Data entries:
◇ ◇ ◇ ◇
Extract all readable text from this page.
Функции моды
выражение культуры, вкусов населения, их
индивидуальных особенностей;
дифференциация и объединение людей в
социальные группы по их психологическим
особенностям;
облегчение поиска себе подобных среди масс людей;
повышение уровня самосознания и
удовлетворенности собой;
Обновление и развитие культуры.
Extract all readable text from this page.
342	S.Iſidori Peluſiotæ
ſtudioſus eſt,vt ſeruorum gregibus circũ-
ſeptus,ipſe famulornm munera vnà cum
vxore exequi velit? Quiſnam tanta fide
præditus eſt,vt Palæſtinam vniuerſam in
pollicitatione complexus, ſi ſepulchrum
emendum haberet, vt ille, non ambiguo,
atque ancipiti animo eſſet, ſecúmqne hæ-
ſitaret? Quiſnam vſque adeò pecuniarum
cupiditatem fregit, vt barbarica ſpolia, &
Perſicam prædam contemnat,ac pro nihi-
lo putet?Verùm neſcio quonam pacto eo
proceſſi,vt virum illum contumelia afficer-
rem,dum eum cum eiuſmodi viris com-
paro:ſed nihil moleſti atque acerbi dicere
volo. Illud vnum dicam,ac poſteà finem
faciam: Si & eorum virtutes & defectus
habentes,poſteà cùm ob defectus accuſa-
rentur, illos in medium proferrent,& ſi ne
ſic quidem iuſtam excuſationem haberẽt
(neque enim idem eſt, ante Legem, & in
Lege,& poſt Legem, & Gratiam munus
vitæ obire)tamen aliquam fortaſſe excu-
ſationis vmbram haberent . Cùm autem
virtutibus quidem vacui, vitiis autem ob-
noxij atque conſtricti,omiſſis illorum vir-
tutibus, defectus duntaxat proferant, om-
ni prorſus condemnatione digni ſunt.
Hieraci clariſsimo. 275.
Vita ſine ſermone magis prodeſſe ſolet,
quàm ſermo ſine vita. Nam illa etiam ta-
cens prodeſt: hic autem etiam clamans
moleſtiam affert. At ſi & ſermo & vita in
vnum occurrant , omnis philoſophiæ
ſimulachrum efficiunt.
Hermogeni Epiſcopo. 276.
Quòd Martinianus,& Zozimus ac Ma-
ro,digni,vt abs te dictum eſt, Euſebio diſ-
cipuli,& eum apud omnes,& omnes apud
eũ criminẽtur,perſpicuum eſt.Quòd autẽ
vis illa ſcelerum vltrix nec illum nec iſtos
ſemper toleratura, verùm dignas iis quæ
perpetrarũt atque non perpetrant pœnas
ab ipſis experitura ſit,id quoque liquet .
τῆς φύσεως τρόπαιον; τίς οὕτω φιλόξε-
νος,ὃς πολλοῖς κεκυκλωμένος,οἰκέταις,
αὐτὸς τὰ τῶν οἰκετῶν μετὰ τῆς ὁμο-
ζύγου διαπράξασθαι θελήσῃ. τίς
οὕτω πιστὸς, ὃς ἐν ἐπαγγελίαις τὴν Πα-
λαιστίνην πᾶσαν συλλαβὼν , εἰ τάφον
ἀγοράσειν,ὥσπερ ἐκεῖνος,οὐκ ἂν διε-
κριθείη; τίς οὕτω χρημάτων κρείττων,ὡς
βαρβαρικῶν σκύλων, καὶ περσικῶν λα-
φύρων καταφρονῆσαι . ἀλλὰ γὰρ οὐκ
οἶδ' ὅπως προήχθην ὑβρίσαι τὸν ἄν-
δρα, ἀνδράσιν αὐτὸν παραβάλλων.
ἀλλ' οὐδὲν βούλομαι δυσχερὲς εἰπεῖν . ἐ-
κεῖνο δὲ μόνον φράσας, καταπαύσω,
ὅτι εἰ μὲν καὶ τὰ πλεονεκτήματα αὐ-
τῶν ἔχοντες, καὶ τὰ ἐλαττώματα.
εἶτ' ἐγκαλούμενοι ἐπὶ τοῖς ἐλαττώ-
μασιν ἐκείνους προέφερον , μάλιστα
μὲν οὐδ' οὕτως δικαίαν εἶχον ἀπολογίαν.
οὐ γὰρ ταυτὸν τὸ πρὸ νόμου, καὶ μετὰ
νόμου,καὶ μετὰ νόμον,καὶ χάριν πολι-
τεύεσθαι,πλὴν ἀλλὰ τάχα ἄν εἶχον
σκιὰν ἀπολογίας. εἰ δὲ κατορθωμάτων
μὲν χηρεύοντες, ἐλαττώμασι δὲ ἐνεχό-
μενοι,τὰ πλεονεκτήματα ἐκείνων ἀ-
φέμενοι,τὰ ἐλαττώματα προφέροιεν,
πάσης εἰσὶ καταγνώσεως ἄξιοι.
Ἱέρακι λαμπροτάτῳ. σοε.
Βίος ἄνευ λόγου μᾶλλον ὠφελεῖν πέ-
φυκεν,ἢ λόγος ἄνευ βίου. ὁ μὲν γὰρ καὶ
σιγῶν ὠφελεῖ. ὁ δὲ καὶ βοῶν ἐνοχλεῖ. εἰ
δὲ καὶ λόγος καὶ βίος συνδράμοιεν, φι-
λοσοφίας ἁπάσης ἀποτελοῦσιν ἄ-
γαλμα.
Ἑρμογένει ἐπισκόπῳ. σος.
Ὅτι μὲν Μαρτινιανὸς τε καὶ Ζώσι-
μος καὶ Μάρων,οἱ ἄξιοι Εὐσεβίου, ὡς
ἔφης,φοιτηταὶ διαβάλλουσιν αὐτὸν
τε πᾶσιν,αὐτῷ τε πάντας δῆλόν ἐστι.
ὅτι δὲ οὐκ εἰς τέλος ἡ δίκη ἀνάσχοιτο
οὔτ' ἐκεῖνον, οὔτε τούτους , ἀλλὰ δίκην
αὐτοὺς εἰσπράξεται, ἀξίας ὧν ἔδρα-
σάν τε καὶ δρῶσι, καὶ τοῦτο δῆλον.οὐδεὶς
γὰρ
◇ ◇ ◇ ◇
Output the listing above without altering a single character.

Extract all readable text from this page.
Функции моды
выражение культуры, вкусов населения, их
индивидуальных особенностей;
дифференциация и объединение людей в
социальные группы по их психологическим
особенностям;
облегчение поиска себе подобных среди масс людей;
повышение уровня самосознания и
удовлетворенности собой;
Обновление и развитие культуры.
Extract all readable text from this page.
342	S.Iſidori Peluſiotæ
ſtudioſus eſt,vt ſeruorum gregibus circũ-
ſeptus,ipſe famulornm munera vnà cum
vxore exequi velit? Quiſnam tanta fide
præditus eſt,vt Palæſtinam vniuerſam in
pollicitatione complexus, ſi ſepulchrum
emendum haberet, vt ille, non ambiguo,
atque ancipiti animo eſſet, ſecúmqne hæ-
ſitaret? Quiſnam vſque adeò pecuniarum
cupiditatem fregit, vt barbarica ſpolia, &
Perſicam prædam contemnat,ac pro nihi-
lo putet?Verùm neſcio quonam pacto eo
proceſſi,vt virum illum contumelia afficer-
rem,dum eum cum eiuſmodi viris com-
paro:ſed nihil moleſti atque acerbi dicere
volo. Illud vnum dicam,ac poſteà finem
faciam: Si & eorum virtutes & defectus
habentes,poſteà cùm ob defectus accuſa-
rentur, illos in medium proferrent,& ſi ne
ſic quidem iuſtam excuſationem haberẽt
(neque enim idem eſt, ante Legem, & in
Lege,& poſt Legem, & Gratiam munus
vitæ obire)tamen aliquam fortaſſe excu-
ſationis vmbram haberent . Cùm autem
virtutibus quidem vacui, vitiis autem ob-
noxij atque conſtricti,omiſſis illorum vir-
tutibus, defectus duntaxat proferant, om-
ni prorſus condemnatione digni ſunt.
Hieraci clariſsimo. 275.
Vita ſine ſermone magis prodeſſe ſolet,
quàm ſermo ſine vita. Nam illa etiam ta-
cens prodeſt: hic autem etiam clamans
moleſtiam affert. At ſi & ſermo & vita in
vnum occurrant , omnis philoſophiæ
ſimulachrum efficiunt.
Hermogeni Epiſcopo. 276.
Quòd Martinianus,& Zozimus ac Ma-
ro,digni,vt abs te dictum eſt, Euſebio diſ-
cipuli,& eum apud omnes,& omnes apud
eũ criminẽtur,perſpicuum eſt.Quòd autẽ
vis illa ſcelerum vltrix nec illum nec iſtos
ſemper toleratura, verùm dignas iis quæ
perpetrarũt atque non perpetrant pœnas
ab ipſis experitura ſit,id quoque liquet .
τῆς φύσεως τρόπαιον; τίς οὕτω φιλόξε-
νος,ὃς πολλοῖς κεκυκλωμένος,οἰκέταις,
αὐτὸς τὰ τῶν οἰκετῶν μετὰ τῆς ὁμο-
ζύγου διαπράξασθαι θελήσῃ. τίς
οὕτω πιστὸς, ὃς ἐν ἐπαγγελίαις τὴν Πα-
λαιστίνην πᾶσαν συλλαβὼν , εἰ τάφον
ἀγοράσειν,ὥσπερ ἐκεῖνος,οὐκ ἂν διε-
κριθείη; τίς οὕτω χρημάτων κρείττων,ὡς
βαρβαρικῶν σκύλων, καὶ περσικῶν λα-
φύρων καταφρονῆσαι . ἀλλὰ γὰρ οὐκ
οἶδ' ὅπως προήχθην ὑβρίσαι τὸν ἄν-
δρα, ἀνδράσιν αὐτὸν παραβάλλων.
ἀλλ' οὐδὲν βούλομαι δυσχερὲς εἰπεῖν . ἐ-
κεῖνο δὲ μόνον φράσας, καταπαύσω,
ὅτι εἰ μὲν καὶ τὰ πλεονεκτήματα αὐ-
τῶν ἔχοντες, καὶ τὰ ἐλαττώματα.
εἶτ' ἐγκαλούμενοι ἐπὶ τοῖς ἐλαττώ-
μασιν ἐκείνους προέφερον , μάλιστα
μὲν οὐδ' οὕτως δικαίαν εἶχον ἀπολογίαν.
οὐ γὰρ ταυτὸν τὸ πρὸ νόμου, καὶ μετὰ
νόμου,καὶ μετὰ νόμον,καὶ χάριν πολι-
τεύεσθαι,πλὴν ἀλλὰ τάχα ἄν εἶχον
σκιὰν ἀπολογίας. εἰ δὲ κατορθωμάτων
μὲν χηρεύοντες, ἐλαττώμασι δὲ ἐνεχό-
μενοι,τὰ πλεονεκτήματα ἐκείνων ἀ-
φέμενοι,τὰ ἐλαττώματα προφέροιεν,
πάσης εἰσὶ καταγνώσεως ἄξιοι.
Ἱέρακι λαμπροτάτῳ. σοε.
Βίος ἄνευ λόγου μᾶλλον ὠφελεῖν πέ-
φυκεν,ἢ λόγος ἄνευ βίου. ὁ μὲν γὰρ καὶ
σιγῶν ὠφελεῖ. ὁ δὲ καὶ βοῶν ἐνοχλεῖ. εἰ
δὲ καὶ λόγος καὶ βίος συνδράμοιεν, φι-
λοσοφίας ἁπάσης ἀποτελοῦσιν ἄ-
γαλμα.
Ἑρμογένει ἐπισκόπῳ. σος.
Ὅτι μὲν Μαρτινιανὸς τε καὶ Ζώσι-
μος καὶ Μάρων,οἱ ἄξιοι Εὐσεβίου, ὡς
ἔφης,φοιτηταὶ διαβάλλουσιν αὐτὸν
τε πᾶσιν,αὐτῷ τε πάντας δῆλόν ἐστι.
ὅτι δὲ οὐκ εἰς τέλος ἡ δίκη ἀνάσχοιτο
οὔτ' ἐκεῖνον, οὔτε τούτους , ἀλλὰ δίκην
αὐτοὺς εἰσπράξεται, ἀξίας ὧν ἔδρα-
σάν τε καὶ δρῶσι, καὶ τοῦτο δῆλον.οὐδεὶς
γὰρ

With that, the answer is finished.